(Entries from a visual dataset)

- - -

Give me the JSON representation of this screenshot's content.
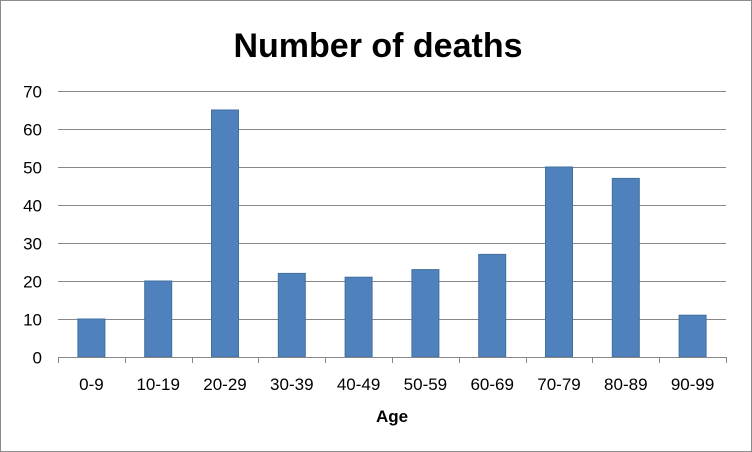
{
  "chart_data": {
    "type": "bar",
    "title": "Number of deaths",
    "xlabel": "Age",
    "ylabel": "",
    "categories": [
      "0-9",
      "10-19",
      "20-29",
      "30-39",
      "40-49",
      "50-59",
      "60-69",
      "70-79",
      "80-89",
      "90-99"
    ],
    "values": [
      10,
      20,
      65,
      22,
      21,
      23,
      27,
      50,
      47,
      11
    ],
    "ylim": [
      0,
      70
    ],
    "yticks": [
      "0",
      "10",
      "20",
      "30",
      "40",
      "50",
      "60",
      "70"
    ],
    "grid": "horizontal",
    "legend": "none",
    "bar_color": "#4f81bd",
    "bar_edge_color": "#41709f",
    "grid_color": "#878787"
  }
}
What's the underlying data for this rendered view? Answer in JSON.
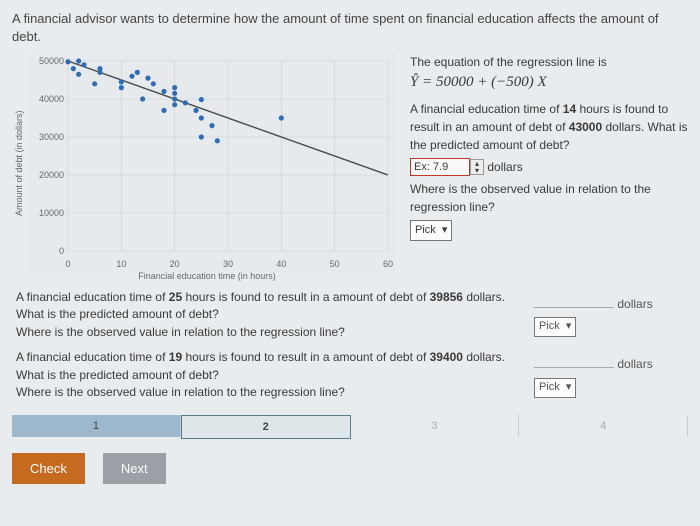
{
  "intro": "A financial advisor wants to determine how the amount of time spent on financial education affects the amount of debt.",
  "chart": {
    "ylim": [
      0,
      50000
    ],
    "yticks": [
      0,
      10000,
      20000,
      30000,
      40000,
      50000
    ],
    "xlim": [
      0,
      60
    ],
    "xticks": [
      0,
      10,
      20,
      30,
      40,
      50,
      60
    ],
    "xlabel": "Financial education time (in hours)",
    "ylabel": "Amount of debt (in dollars)",
    "grid_color": "#c9ced2",
    "point_color": "#2f6db3",
    "line_color": "#4a4a4a",
    "bg_color": "#e6eaed",
    "reg_intercept": 50000,
    "reg_slope": -500,
    "points": [
      [
        0,
        49800
      ],
      [
        1,
        48000
      ],
      [
        2,
        50000
      ],
      [
        2,
        46500
      ],
      [
        3,
        49000
      ],
      [
        5,
        44000
      ],
      [
        6,
        48000
      ],
      [
        6,
        47000
      ],
      [
        10,
        44500
      ],
      [
        10,
        43000
      ],
      [
        12,
        46000
      ],
      [
        13,
        47000
      ],
      [
        14,
        40000
      ],
      [
        15,
        45500
      ],
      [
        16,
        44000
      ],
      [
        18,
        42000
      ],
      [
        18,
        37000
      ],
      [
        20,
        41500
      ],
      [
        20,
        43000
      ],
      [
        20,
        40000
      ],
      [
        20,
        38500
      ],
      [
        22,
        39000
      ],
      [
        24,
        37000
      ],
      [
        25,
        39856
      ],
      [
        25,
        35000
      ],
      [
        25,
        30000
      ],
      [
        27,
        33000
      ],
      [
        28,
        29000
      ],
      [
        40,
        35000
      ]
    ]
  },
  "right": {
    "eq_lead": "The equation of the regression line is",
    "eq": "Ŷ = 50000 + (−500) X",
    "q1a": "A financial education time of ",
    "q1_hours": "14",
    "q1b": " hours is found to result in an amount of debt of ",
    "q1_debt": "43000",
    "q1c": " dollars. What is the predicted amount of debt?",
    "input_placeholder": "Ex: 7.9",
    "unit": "dollars",
    "q2": "Where is the observed value in relation to the regression line?",
    "pick": "Pick"
  },
  "below": {
    "b1a": "A financial education time of ",
    "b1_hours": "25",
    "b1b": " hours is found to result in a amount of debt of ",
    "b1_debt": "39856",
    "b1c": " dollars. What is the predicted amount of debt?",
    "b1q": "Where is the observed value in relation to the regression line?",
    "b2a": "A financial education time of ",
    "b2_hours": "19",
    "b2b": " hours is found to result in a amount of debt of ",
    "b2_debt": "39400",
    "b2c": " dollars. What is the predicted amount of debt?",
    "b2q": "Where is the observed value in relation to the regression line?",
    "dollars": "dollars",
    "pick": "Pick"
  },
  "progress": {
    "seg1": "1",
    "seg2": "2",
    "seg3": "3",
    "seg4": "4"
  },
  "buttons": {
    "check": "Check",
    "next": "Next"
  }
}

- - -

Among the lines of the data, identify those with the word "What". Copy each of them.

What's the underlying data for this rendered view? Answer in JSON.
    "q1c": " dollars. What is the predicted amount of debt?",
    "b1c": " dollars. What is the predicted amount of debt?",
    "b2c": " dollars. What is the predicted amount of debt?",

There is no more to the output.